WORK TO DO
Give the material again in full, matching it exactly.

-- Start of EXTRACTED DATA --

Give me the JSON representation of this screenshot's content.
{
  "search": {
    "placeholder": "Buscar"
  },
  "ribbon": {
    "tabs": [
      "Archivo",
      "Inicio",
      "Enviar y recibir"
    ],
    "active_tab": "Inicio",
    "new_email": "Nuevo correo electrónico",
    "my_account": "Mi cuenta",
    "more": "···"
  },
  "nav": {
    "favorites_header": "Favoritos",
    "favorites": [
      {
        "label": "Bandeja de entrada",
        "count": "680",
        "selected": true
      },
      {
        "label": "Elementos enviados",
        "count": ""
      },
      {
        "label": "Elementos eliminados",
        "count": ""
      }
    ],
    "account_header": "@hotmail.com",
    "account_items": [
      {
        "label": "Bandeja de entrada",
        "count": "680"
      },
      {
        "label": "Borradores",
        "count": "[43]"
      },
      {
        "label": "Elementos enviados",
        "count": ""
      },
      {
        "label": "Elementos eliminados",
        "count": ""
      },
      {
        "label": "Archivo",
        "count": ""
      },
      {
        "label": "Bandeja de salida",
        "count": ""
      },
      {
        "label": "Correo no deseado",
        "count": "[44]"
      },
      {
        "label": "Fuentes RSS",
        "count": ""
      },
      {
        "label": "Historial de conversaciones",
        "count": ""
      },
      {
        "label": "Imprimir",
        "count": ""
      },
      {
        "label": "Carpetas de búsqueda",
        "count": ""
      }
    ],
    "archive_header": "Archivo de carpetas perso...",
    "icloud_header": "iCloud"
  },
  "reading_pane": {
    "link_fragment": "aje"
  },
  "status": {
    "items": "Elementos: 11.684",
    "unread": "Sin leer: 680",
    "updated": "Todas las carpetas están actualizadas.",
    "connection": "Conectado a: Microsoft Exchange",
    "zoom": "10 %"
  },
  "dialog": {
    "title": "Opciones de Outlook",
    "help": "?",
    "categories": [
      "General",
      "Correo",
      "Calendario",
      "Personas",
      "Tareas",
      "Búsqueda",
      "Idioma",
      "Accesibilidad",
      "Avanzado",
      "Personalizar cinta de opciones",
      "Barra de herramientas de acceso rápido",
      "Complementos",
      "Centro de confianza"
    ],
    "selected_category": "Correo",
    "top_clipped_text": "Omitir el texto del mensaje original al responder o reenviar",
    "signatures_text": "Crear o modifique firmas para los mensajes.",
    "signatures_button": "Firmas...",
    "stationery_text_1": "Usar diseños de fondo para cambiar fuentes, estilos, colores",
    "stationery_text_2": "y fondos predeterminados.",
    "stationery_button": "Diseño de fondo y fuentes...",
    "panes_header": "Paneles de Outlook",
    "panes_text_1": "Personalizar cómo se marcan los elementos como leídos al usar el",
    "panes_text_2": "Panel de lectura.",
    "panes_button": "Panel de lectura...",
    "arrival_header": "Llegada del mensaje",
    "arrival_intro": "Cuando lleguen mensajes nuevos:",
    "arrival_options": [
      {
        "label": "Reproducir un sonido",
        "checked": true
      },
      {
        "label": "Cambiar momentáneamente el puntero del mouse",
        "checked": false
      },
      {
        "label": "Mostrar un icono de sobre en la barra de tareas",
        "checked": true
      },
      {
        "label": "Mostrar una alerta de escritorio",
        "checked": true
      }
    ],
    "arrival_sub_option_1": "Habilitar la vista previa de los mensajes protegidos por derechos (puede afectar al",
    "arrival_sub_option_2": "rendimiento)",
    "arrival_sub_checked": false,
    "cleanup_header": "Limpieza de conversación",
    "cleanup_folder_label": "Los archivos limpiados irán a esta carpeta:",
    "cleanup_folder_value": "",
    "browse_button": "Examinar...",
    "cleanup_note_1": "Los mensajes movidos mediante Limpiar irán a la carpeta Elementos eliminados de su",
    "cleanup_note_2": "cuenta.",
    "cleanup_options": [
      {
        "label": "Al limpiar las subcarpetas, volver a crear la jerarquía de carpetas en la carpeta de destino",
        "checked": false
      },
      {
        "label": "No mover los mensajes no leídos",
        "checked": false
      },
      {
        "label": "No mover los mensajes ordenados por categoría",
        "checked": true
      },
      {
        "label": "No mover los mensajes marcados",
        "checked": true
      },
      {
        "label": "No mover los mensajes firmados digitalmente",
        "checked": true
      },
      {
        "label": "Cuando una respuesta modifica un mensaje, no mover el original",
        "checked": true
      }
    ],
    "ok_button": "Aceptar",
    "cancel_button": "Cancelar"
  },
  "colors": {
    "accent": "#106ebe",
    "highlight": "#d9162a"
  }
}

-- End of EXTRACTED DATA --

PROBLEM SOLUTION
Give me the JSON representation of this screenshot's content.
{
  "search": {
    "placeholder": "Buscar"
  },
  "ribbon": {
    "tabs": [
      "Archivo",
      "Inicio",
      "Enviar y recibir"
    ],
    "active_tab": "Inicio",
    "new_email": "Nuevo correo electrónico",
    "my_account": "Mi cuenta",
    "more": "···"
  },
  "nav": {
    "favorites_header": "Favoritos",
    "favorites": [
      {
        "label": "Bandeja de entrada",
        "count": "680",
        "selected": true
      },
      {
        "label": "Elementos enviados",
        "count": ""
      },
      {
        "label": "Elementos eliminados",
        "count": ""
      }
    ],
    "account_header": "@hotmail.com",
    "account_items": [
      {
        "label": "Bandeja de entrada",
        "count": "680"
      },
      {
        "label": "Borradores",
        "count": "[43]"
      },
      {
        "label": "Elementos enviados",
        "count": ""
      },
      {
        "label": "Elementos eliminados",
        "count": ""
      },
      {
        "label": "Archivo",
        "count": ""
      },
      {
        "label": "Bandeja de salida",
        "count": ""
      },
      {
        "label": "Correo no deseado",
        "count": "[44]"
      },
      {
        "label": "Fuentes RSS",
        "count": ""
      },
      {
        "label": "Historial de conversaciones",
        "count": ""
      },
      {
        "label": "Imprimir",
        "count": ""
      },
      {
        "label": "Carpetas de búsqueda",
        "count": ""
      }
    ],
    "archive_header": "Archivo de carpetas perso...",
    "icloud_header": "iCloud"
  },
  "reading_pane": {
    "link_fragment": "aje"
  },
  "status": {
    "items": "Elementos: 11.684",
    "unread": "Sin leer: 680",
    "updated": "Todas las carpetas están actualizadas.",
    "connection": "Conectado a: Microsoft Exchange",
    "zoom": "10 %"
  },
  "dialog": {
    "title": "Opciones de Outlook",
    "help": "?",
    "categories": [
      "General",
      "Correo",
      "Calendario",
      "Personas",
      "Tareas",
      "Búsqueda",
      "Idioma",
      "Accesibilidad",
      "Avanzado",
      "Personalizar cinta de opciones",
      "Barra de herramientas de acceso rápido",
      "Complementos",
      "Centro de confianza"
    ],
    "selected_category": "Correo",
    "top_clipped_text": "Omitir el texto del mensaje original al responder o reenviar",
    "signatures_text": "Crear o modifique firmas para los mensajes.",
    "signatures_button": "Firmas...",
    "stationery_text_1": "Usar diseños de fondo para cambiar fuentes, estilos, colores",
    "stationery_text_2": "y fondos predeterminados.",
    "stationery_button": "Diseño de fondo y fuentes...",
    "panes_header": "Paneles de Outlook",
    "panes_text_1": "Personalizar cómo se marcan los elementos como leídos al usar el",
    "panes_text_2": "Panel de lectura.",
    "panes_button": "Panel de lectura...",
    "arrival_header": "Llegada del mensaje",
    "arrival_intro": "Cuando lleguen mensajes nuevos:",
    "arrival_options": [
      {
        "label": "Reproducir un sonido",
        "checked": true
      },
      {
        "label": "Cambiar momentáneamente el puntero del mouse",
        "checked": false
      },
      {
        "label": "Mostrar un icono de sobre en la barra de tareas",
        "checked": true
      },
      {
        "label": "Mostrar una alerta de escritorio",
        "checked": true
      }
    ],
    "arrival_sub_option_1": "Habilitar la vista previa de los mensajes protegidos por derechos (puede afectar al",
    "arrival_sub_option_2": "rendimiento)",
    "arrival_sub_checked": false,
    "cleanup_header": "Limpieza de conversación",
    "cleanup_folder_label": "Los archivos limpiados irán a esta carpeta:",
    "cleanup_folder_value": "",
    "browse_button": "Examinar...",
    "cleanup_note_1": "Los mensajes movidos mediante Limpiar irán a la carpeta Elementos eliminados de su",
    "cleanup_note_2": "cuenta.",
    "cleanup_options": [
      {
        "label": "Al limpiar las subcarpetas, volver a crear la jerarquía de carpetas en la carpeta de destino",
        "checked": false
      },
      {
        "label": "No mover los mensajes no leídos",
        "checked": false
      },
      {
        "label": "No mover los mensajes ordenados por categoría",
        "checked": true
      },
      {
        "label": "No mover los mensajes marcados",
        "checked": true
      },
      {
        "label": "No mover los mensajes firmados digitalmente",
        "checked": true
      },
      {
        "label": "Cuando una respuesta modifica un mensaje, no mover el original",
        "checked": true
      }
    ],
    "ok_button": "Aceptar",
    "cancel_button": "Cancelar"
  },
  "colors": {
    "accent": "#106ebe",
    "highlight": "#d9162a"
  }
}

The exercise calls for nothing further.